» **SELECTED EXTRACT**:
_ _ _ _
Attention to breeding birds in public and private collections, along with increased legal protection, has helped a great many species to recover from earlier population crashes. In some instances, rescue efforts represent the only hope for a species, as none survive in the wild. However, upon reviewing species status reports recently, I was dismayed to see that bad as opposed to good news prevailed. From well known pet trade parrots to recently described Asian swallows, wild birds everywhere face grave threats.
Following is a summary of recent trends:
Of the world’s 9,685 described bird species, 1,227, or 12.4%, are included on the IUCN’s Red List as threatened with extinction. Of these, 192 species are considered to be critically endangered, and likely to become extinct in the near future. An additional 838 bird species are classified as “near threatened”.
_ _ _ _
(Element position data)

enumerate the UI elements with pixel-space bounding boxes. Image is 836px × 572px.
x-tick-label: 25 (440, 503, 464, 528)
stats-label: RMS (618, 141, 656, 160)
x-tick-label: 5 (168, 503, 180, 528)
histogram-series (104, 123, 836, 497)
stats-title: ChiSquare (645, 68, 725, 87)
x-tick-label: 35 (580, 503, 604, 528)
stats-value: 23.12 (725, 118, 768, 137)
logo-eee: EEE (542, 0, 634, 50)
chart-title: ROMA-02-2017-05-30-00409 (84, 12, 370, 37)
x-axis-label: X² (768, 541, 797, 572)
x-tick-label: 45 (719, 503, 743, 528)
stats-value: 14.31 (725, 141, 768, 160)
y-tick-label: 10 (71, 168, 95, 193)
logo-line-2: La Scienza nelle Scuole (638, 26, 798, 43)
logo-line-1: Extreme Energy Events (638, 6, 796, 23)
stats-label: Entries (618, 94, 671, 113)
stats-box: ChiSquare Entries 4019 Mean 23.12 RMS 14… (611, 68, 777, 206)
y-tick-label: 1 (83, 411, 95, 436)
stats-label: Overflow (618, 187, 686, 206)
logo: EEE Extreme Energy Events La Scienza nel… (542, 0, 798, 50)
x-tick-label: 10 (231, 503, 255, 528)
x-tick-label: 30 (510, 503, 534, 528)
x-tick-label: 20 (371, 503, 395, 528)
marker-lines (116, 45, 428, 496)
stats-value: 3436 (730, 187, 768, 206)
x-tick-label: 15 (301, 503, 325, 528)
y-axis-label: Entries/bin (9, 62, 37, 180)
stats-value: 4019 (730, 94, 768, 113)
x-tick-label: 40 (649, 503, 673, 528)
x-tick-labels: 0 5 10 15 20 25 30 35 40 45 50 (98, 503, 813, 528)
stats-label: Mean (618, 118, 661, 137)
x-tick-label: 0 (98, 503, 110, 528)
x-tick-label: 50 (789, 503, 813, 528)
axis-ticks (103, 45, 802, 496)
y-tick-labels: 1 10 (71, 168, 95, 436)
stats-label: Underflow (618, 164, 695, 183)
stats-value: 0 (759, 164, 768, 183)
_ _ _ _
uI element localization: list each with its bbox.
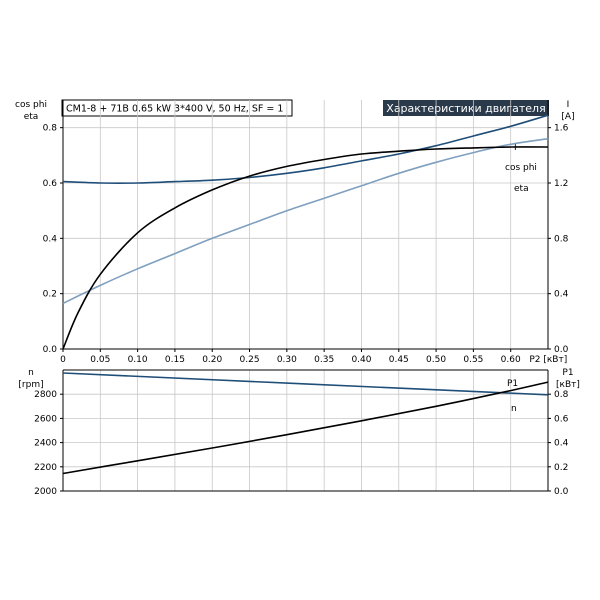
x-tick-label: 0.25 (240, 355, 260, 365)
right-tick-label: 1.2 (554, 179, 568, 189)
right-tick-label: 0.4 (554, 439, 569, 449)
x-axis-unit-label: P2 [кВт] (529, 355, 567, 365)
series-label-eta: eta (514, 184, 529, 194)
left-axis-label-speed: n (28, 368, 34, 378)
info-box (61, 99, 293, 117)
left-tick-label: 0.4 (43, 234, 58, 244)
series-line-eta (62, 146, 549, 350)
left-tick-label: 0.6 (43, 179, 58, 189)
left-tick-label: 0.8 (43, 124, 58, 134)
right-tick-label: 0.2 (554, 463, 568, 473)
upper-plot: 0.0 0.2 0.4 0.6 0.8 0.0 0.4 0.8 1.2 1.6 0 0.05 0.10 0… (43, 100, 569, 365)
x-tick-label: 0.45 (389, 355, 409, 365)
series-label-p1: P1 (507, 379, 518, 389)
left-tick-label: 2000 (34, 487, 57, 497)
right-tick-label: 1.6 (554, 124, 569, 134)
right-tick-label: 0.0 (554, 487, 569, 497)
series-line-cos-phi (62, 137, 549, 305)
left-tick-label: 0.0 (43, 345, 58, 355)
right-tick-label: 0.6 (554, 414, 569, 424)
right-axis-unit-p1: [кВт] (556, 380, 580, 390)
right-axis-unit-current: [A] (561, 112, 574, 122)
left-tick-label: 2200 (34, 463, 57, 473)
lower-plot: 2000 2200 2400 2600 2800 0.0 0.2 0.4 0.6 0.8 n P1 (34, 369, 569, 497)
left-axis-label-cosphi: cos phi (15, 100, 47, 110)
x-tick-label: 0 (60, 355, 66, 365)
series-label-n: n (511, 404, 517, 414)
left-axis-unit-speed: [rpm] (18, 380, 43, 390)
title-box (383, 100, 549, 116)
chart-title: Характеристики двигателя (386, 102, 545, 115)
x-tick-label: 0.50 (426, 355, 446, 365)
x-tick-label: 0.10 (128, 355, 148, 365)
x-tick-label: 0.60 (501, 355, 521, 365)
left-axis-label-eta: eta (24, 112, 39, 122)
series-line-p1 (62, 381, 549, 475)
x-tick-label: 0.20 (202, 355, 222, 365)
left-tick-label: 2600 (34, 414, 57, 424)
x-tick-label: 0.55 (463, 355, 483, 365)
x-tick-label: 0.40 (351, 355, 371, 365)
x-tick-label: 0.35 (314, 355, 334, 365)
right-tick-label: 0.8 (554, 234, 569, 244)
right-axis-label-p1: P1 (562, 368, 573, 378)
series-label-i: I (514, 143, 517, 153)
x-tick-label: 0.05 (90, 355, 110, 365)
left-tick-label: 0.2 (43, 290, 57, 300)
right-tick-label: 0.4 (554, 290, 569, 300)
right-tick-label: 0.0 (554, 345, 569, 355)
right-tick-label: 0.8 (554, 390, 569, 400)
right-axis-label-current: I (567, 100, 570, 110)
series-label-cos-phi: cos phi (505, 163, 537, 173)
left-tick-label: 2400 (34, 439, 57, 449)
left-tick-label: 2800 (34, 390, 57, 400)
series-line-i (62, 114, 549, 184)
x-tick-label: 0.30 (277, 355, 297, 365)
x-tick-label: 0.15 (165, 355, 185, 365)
_ _ _ _
» **GOALS**:
1. Translate this sentence from the text on threatened bird species into Spanish: "Of these, 192 species are considered to be critically endangered, and likely to become extinct in the near future."
2. According to the text on threatened bird species, how many additional bird species are classified as "near threatened"?
3. Go on with the text on threatened bird species from its last sentence.

» **OUTPUTS BY TASK**:
1. De estas, 192 especies se consideran en peligro crítico y es probable que se extingan en un futuro cercano.

2. 838 species.

3.
Since the year 1500, 133 species of birds have become extinct. Currently, 4 species exist only in captivity, and 15 species have not been observed despite surveys and may be extinct as well.
Since the year 2000, at least I species, Hawaii’s po’ouli, has become extinct and at least 2 species – Spix’s macaw and the Hawaiian crow – have become extinct in the wild.
Regions and Habitats of Concern
Indo-Malayan birds, Asian vultures and albatrosses face particularly hard times, with many species in severe decline.
Brazil and Indonesia lead the world in the numbers of resident threatened species, with 123 and 114 respectively.
Eighty seven percent of all threatened birds reside in forests. Tropical and subtropical lowland forests support 43% of all such species; 36% reside in moist montane forests.
The Most Significant Threats
Converting land to agricultural use is seen as the most critical threat to bird life, with 73% of all species being significantly affected. Logging and trapping/hunting impact 71% of all birds and, along with agriculture, are the main reasons behind the decline of 95% of threatened species worldwide.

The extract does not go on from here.